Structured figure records
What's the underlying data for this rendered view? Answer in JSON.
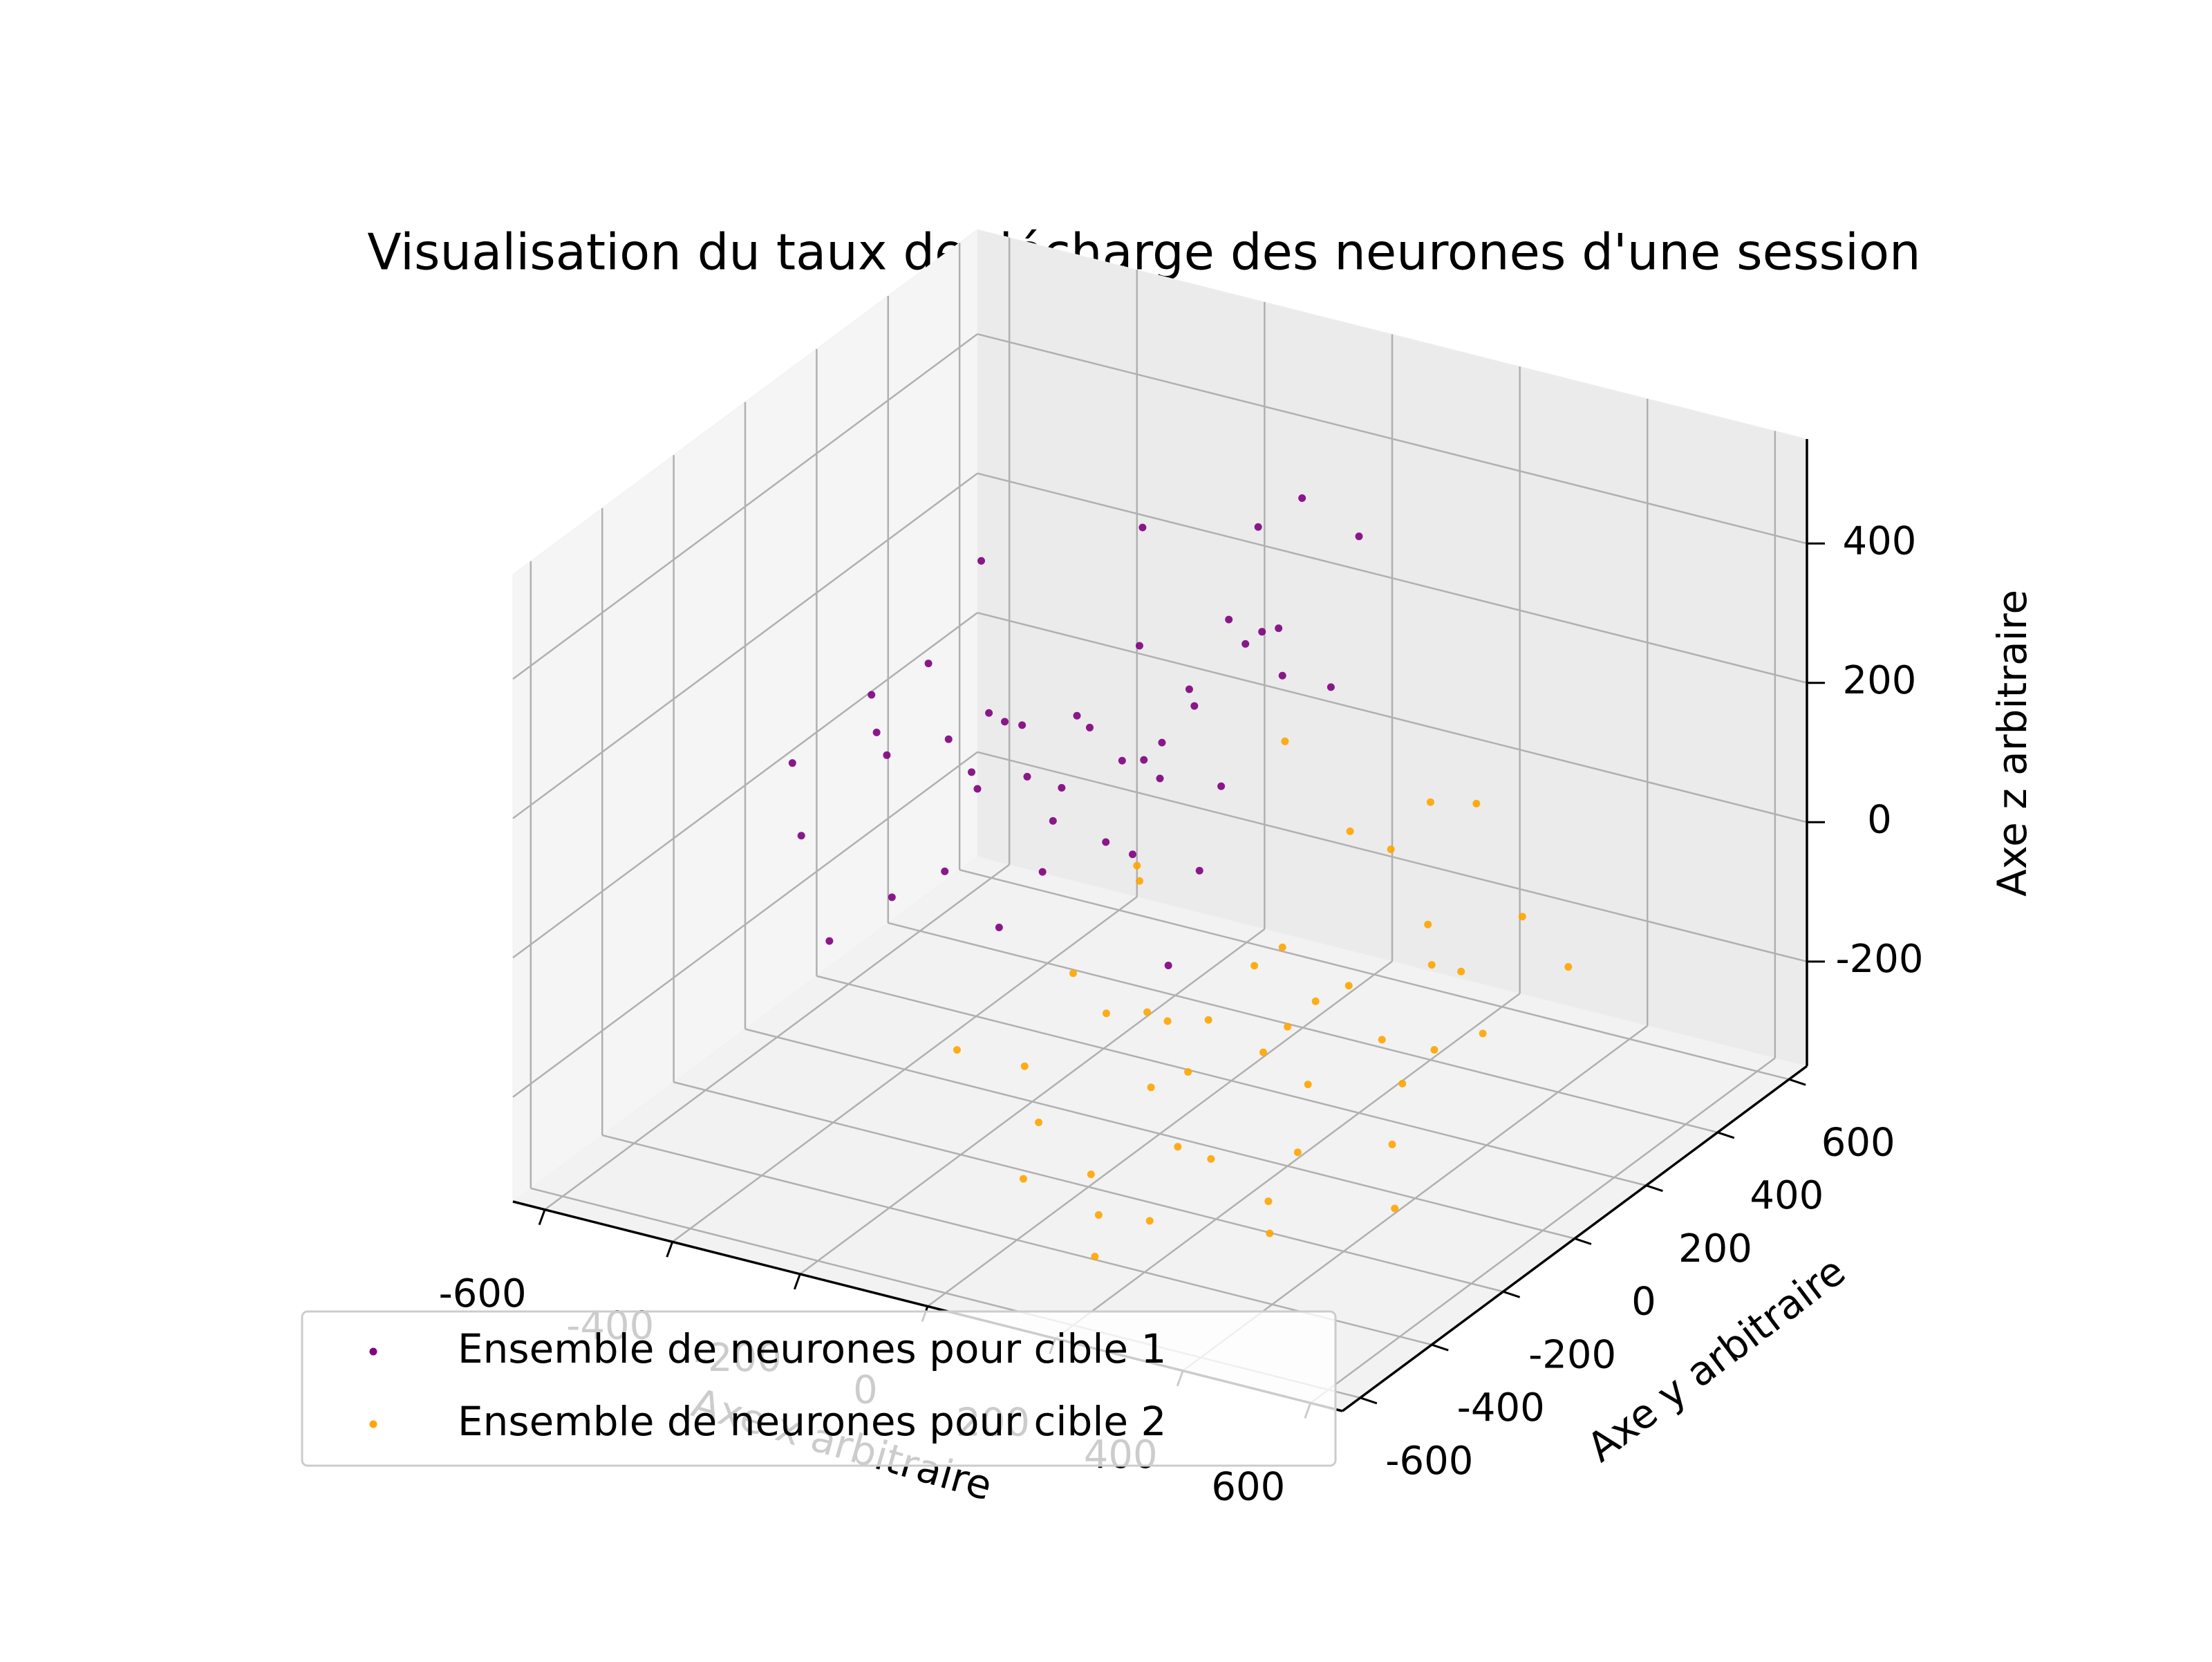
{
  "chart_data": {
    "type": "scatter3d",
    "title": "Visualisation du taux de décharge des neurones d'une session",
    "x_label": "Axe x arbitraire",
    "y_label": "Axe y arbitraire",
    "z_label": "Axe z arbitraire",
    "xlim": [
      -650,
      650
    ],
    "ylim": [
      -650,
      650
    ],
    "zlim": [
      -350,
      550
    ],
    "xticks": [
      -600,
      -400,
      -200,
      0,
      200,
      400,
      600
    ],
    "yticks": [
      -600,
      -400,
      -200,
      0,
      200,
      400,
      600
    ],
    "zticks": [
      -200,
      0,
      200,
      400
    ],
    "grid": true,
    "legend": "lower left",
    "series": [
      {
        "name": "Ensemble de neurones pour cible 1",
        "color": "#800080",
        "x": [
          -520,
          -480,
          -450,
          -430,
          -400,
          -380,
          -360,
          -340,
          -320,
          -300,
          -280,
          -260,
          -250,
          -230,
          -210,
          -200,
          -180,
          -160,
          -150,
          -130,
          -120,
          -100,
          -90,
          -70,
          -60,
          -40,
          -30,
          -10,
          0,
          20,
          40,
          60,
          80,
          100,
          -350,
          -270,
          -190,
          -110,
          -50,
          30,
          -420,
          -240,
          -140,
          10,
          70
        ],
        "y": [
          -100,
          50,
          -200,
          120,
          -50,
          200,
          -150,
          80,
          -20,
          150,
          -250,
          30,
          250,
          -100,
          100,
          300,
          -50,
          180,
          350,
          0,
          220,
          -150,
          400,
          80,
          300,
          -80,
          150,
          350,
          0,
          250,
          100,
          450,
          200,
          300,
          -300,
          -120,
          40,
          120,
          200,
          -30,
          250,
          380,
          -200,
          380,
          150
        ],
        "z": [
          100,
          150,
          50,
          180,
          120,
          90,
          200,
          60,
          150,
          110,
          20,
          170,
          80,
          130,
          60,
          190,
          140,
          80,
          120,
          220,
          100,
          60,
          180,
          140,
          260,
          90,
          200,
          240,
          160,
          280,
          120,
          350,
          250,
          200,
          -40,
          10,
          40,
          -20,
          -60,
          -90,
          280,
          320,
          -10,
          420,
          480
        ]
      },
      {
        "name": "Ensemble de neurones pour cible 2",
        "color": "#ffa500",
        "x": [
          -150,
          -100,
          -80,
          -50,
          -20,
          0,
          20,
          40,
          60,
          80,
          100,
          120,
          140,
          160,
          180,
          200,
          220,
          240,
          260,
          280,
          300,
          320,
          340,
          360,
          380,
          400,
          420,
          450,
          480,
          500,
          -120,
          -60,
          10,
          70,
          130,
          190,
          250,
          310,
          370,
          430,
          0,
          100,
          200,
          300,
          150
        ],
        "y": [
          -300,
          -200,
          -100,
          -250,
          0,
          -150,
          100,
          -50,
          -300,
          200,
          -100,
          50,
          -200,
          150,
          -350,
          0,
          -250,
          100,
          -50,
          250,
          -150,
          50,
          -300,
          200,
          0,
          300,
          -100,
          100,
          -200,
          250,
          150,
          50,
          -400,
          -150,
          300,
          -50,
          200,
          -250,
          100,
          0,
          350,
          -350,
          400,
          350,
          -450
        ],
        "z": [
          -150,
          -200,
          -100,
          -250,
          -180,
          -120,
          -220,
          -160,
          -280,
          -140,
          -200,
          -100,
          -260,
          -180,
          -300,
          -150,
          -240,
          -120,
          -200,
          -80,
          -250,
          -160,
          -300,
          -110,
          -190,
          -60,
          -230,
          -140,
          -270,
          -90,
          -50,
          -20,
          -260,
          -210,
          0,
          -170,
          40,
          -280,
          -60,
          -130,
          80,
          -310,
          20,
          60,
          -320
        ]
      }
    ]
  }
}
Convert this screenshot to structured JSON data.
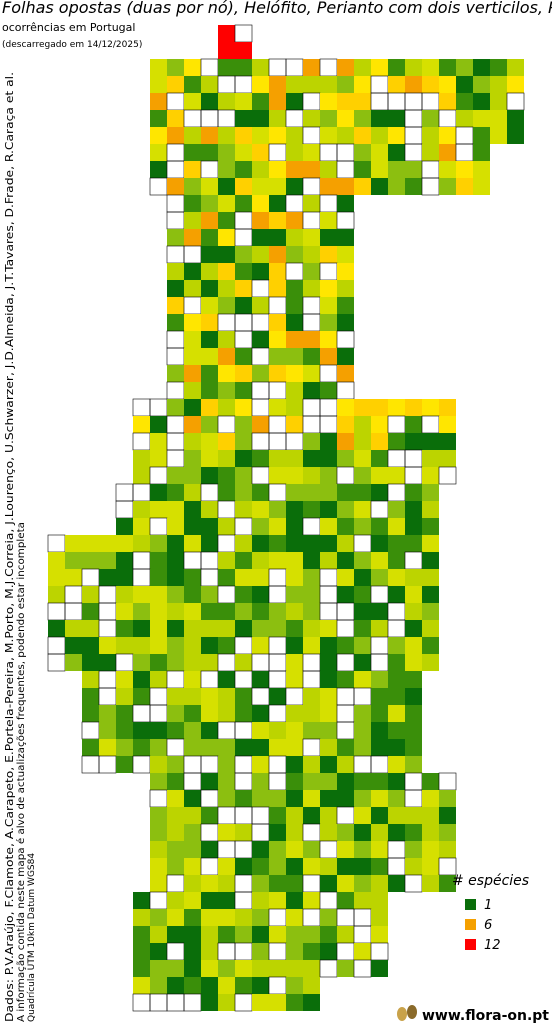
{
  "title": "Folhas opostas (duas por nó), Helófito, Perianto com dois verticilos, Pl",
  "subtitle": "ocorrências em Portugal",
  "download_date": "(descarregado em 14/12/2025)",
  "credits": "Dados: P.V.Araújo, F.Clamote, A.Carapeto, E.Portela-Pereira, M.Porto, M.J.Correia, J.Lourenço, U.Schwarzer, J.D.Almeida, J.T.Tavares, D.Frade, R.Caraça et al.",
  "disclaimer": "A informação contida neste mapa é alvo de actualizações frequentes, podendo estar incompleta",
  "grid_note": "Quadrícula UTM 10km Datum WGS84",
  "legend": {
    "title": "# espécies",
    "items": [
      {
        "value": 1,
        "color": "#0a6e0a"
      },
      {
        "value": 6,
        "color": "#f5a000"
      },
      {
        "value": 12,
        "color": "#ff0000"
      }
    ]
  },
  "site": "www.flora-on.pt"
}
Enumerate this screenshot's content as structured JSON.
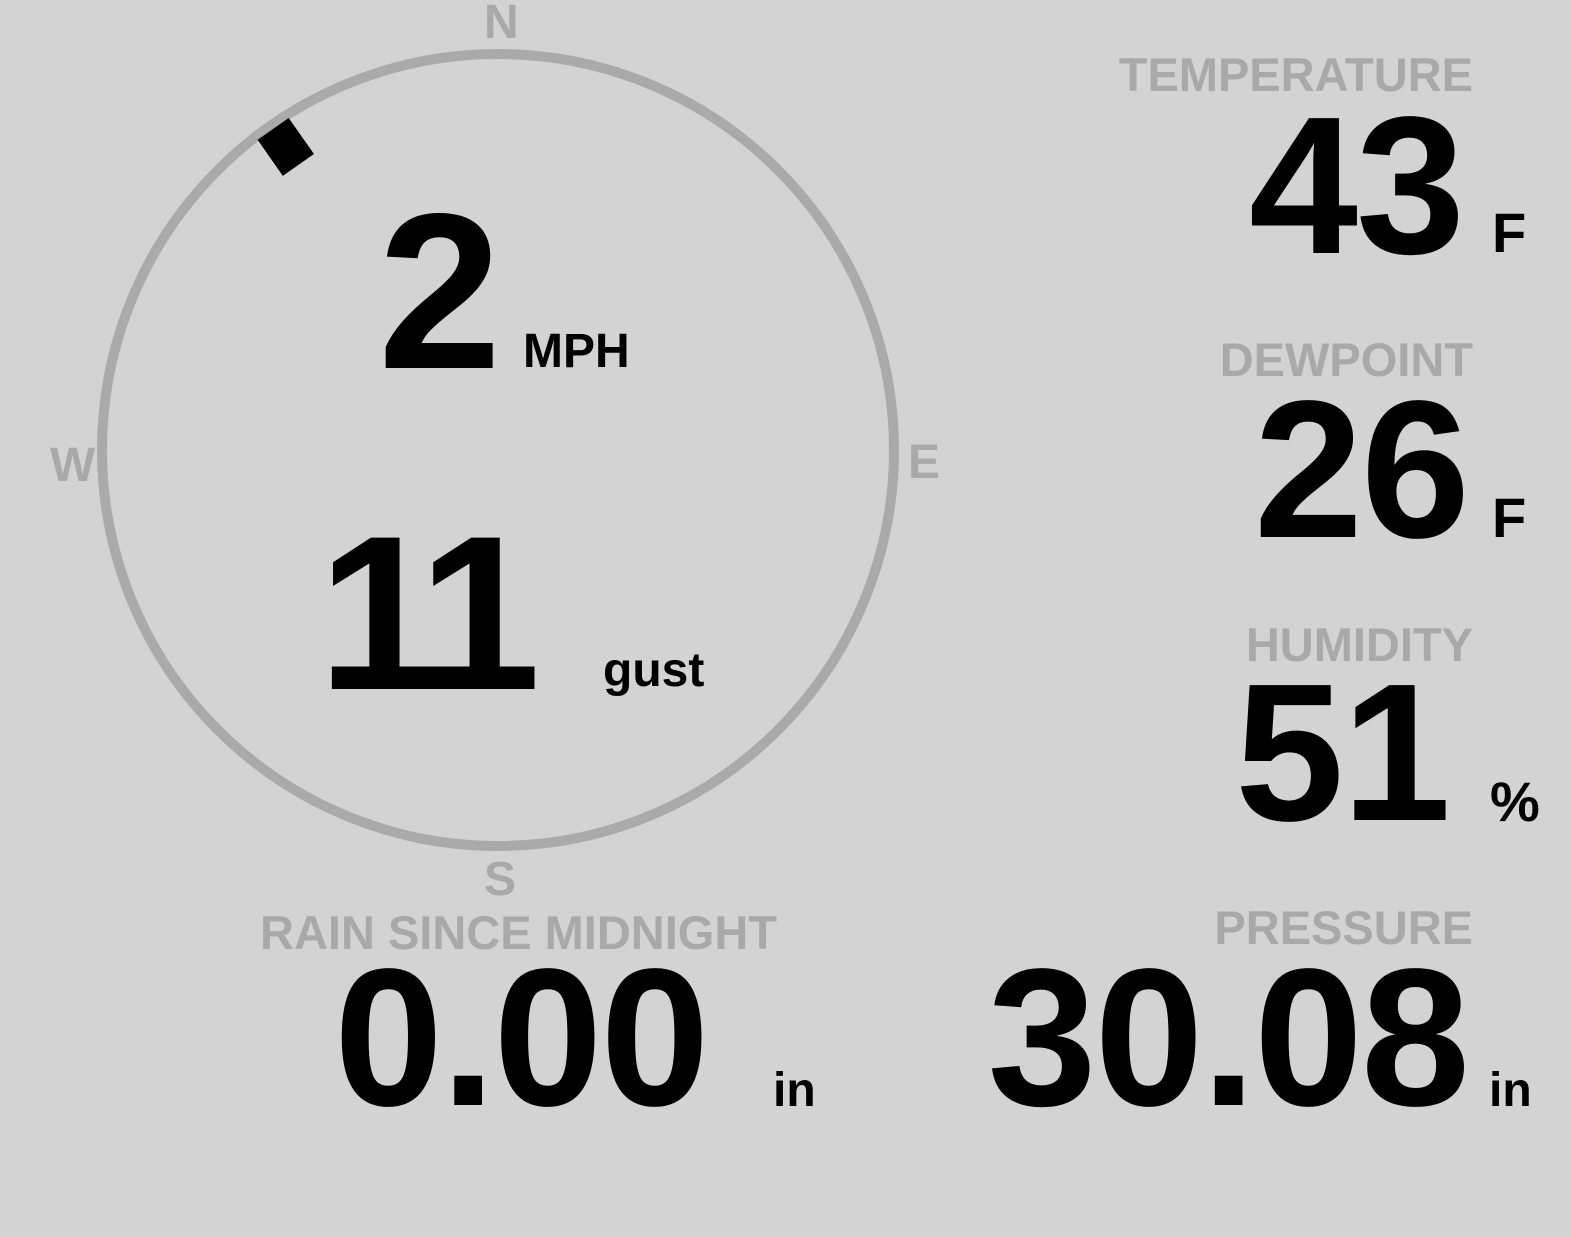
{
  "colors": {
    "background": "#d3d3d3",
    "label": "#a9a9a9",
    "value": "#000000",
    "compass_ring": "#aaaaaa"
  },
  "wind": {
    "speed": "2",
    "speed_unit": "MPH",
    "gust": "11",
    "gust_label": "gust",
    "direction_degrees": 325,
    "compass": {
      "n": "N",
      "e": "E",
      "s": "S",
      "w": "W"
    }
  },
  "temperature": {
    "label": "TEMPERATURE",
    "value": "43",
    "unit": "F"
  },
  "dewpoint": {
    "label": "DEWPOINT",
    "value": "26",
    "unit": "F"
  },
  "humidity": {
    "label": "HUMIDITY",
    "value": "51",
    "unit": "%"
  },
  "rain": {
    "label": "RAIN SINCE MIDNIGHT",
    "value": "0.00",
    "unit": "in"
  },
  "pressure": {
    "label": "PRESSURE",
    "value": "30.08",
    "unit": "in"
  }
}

■ Description of the task
Make a word-for-word copy of the entries, without any pictures.

■ Task answer
What's the underlying data for this rendered view? Answer in JSON.
{
  "chart_data": {
    "type": "scatter3d",
    "title": "Visualisation du taux de décharge des neurones d'une session",
    "x_label": "Axe x arbitraire",
    "y_label": "Axe y arbitraire",
    "z_label": "Axe z arbitraire",
    "xlim": [
      -650,
      650
    ],
    "ylim": [
      -650,
      650
    ],
    "zlim": [
      -350,
      550
    ],
    "xticks": [
      -600,
      -400,
      -200,
      0,
      200,
      400,
      600
    ],
    "yticks": [
      -600,
      -400,
      -200,
      0,
      200,
      400,
      600
    ],
    "zticks": [
      -200,
      0,
      200,
      400
    ],
    "grid": true,
    "legend": "lower left",
    "series": [
      {
        "name": "Ensemble de neurones pour cible 1",
        "color": "#800080",
        "x": [
          -520,
          -480,
          -450,
          -430,
          -400,
          -380,
          -360,
          -340,
          -320,
          -300,
          -280,
          -260,
          -250,
          -230,
          -210,
          -200,
          -180,
          -160,
          -150,
          -130,
          -120,
          -100,
          -90,
          -70,
          -60,
          -40,
          -30,
          -10,
          0,
          20,
          40,
          60,
          80,
          100,
          -350,
          -270,
          -190,
          -110,
          -50,
          30,
          -420,
          -240,
          -140,
          10,
          70
        ],
        "y": [
          -100,
          50,
          -200,
          120,
          -50,
          200,
          -150,
          80,
          -20,
          150,
          -250,
          30,
          250,
          -100,
          100,
          300,
          -50,
          180,
          350,
          0,
          220,
          -150,
          400,
          80,
          300,
          -80,
          150,
          350,
          0,
          250,
          100,
          450,
          200,
          300,
          -300,
          -120,
          40,
          120,
          200,
          -30,
          250,
          380,
          -200,
          380,
          150
        ],
        "z": [
          100,
          150,
          50,
          180,
          120,
          90,
          200,
          60,
          150,
          110,
          20,
          170,
          80,
          130,
          60,
          190,
          140,
          80,
          120,
          220,
          100,
          60,
          180,
          140,
          260,
          90,
          200,
          240,
          160,
          280,
          120,
          350,
          250,
          200,
          -40,
          10,
          40,
          -20,
          -60,
          -90,
          280,
          320,
          -10,
          420,
          480
        ]
      },
      {
        "name": "Ensemble de neurones pour cible 2",
        "color": "#ffa500",
        "x": [
          -150,
          -100,
          -80,
          -50,
          -20,
          0,
          20,
          40,
          60,
          80,
          100,
          120,
          140,
          160,
          180,
          200,
          220,
          240,
          260,
          280,
          300,
          320,
          340,
          360,
          380,
          400,
          420,
          450,
          480,
          500,
          -120,
          -60,
          10,
          70,
          130,
          190,
          250,
          310,
          370,
          430,
          0,
          100,
          200,
          300,
          150
        ],
        "y": [
          -300,
          -200,
          -100,
          -250,
          0,
          -150,
          100,
          -50,
          -300,
          200,
          -100,
          50,
          -200,
          150,
          -350,
          0,
          -250,
          100,
          -50,
          250,
          -150,
          50,
          -300,
          200,
          0,
          300,
          -100,
          100,
          -200,
          250,
          150,
          50,
          -400,
          -150,
          300,
          -50,
          200,
          -250,
          100,
          0,
          350,
          -350,
          400,
          350,
          -450
        ],
        "z": [
          -150,
          -200,
          -100,
          -250,
          -180,
          -120,
          -220,
          -160,
          -280,
          -140,
          -200,
          -100,
          -260,
          -180,
          -300,
          -150,
          -240,
          -120,
          -200,
          -80,
          -250,
          -160,
          -300,
          -110,
          -190,
          -60,
          -230,
          -140,
          -270,
          -90,
          -50,
          -20,
          -260,
          -210,
          0,
          -170,
          40,
          -280,
          -60,
          -130,
          80,
          -310,
          20,
          60,
          -320
        ]
      }
    ]
  }
}
Convert this screenshot to structured JSON data.
{
  "title": "Folhas opostas (duas por nó), Helófito, Perianto com dois verticilos, Pl",
  "subtitle": "ocorrências em Portugal",
  "download_date": "(descarregado em 14/12/2025)",
  "credits": "Dados: P.V.Araújo, F.Clamote, A.Carapeto, E.Portela-Pereira, M.Porto, M.J.Correia, J.Lourenço, U.Schwarzer, J.D.Almeida, J.T.Tavares, D.Frade, R.Caraça et al.",
  "disclaimer": "A informação contida neste mapa é alvo de actualizações frequentes, podendo estar incompleta",
  "grid_note": "Quadrícula UTM 10km Datum WGS84",
  "legend": {
    "title": "# espécies",
    "items": [
      {
        "value": 1,
        "color": "#0a6e0a"
      },
      {
        "value": 6,
        "color": "#f5a000"
      },
      {
        "value": 12,
        "color": "#ff0000"
      }
    ]
  },
  "site": "www.flora-on.pt"
}
Enumerate this screenshot's content as structured JSON.
{
  "colors": {
    "background": "#d3d3d3",
    "label": "#a9a9a9",
    "value": "#000000",
    "compass_ring": "#aaaaaa"
  },
  "wind": {
    "speed": "2",
    "speed_unit": "MPH",
    "gust": "11",
    "gust_label": "gust",
    "direction_degrees": 325,
    "compass": {
      "n": "N",
      "e": "E",
      "s": "S",
      "w": "W"
    }
  },
  "temperature": {
    "label": "TEMPERATURE",
    "value": "43",
    "unit": "F"
  },
  "dewpoint": {
    "label": "DEWPOINT",
    "value": "26",
    "unit": "F"
  },
  "humidity": {
    "label": "HUMIDITY",
    "value": "51",
    "unit": "%"
  },
  "rain": {
    "label": "RAIN SINCE MIDNIGHT",
    "value": "0.00",
    "unit": "in"
  },
  "pressure": {
    "label": "PRESSURE",
    "value": "30.08",
    "unit": "in"
  }
}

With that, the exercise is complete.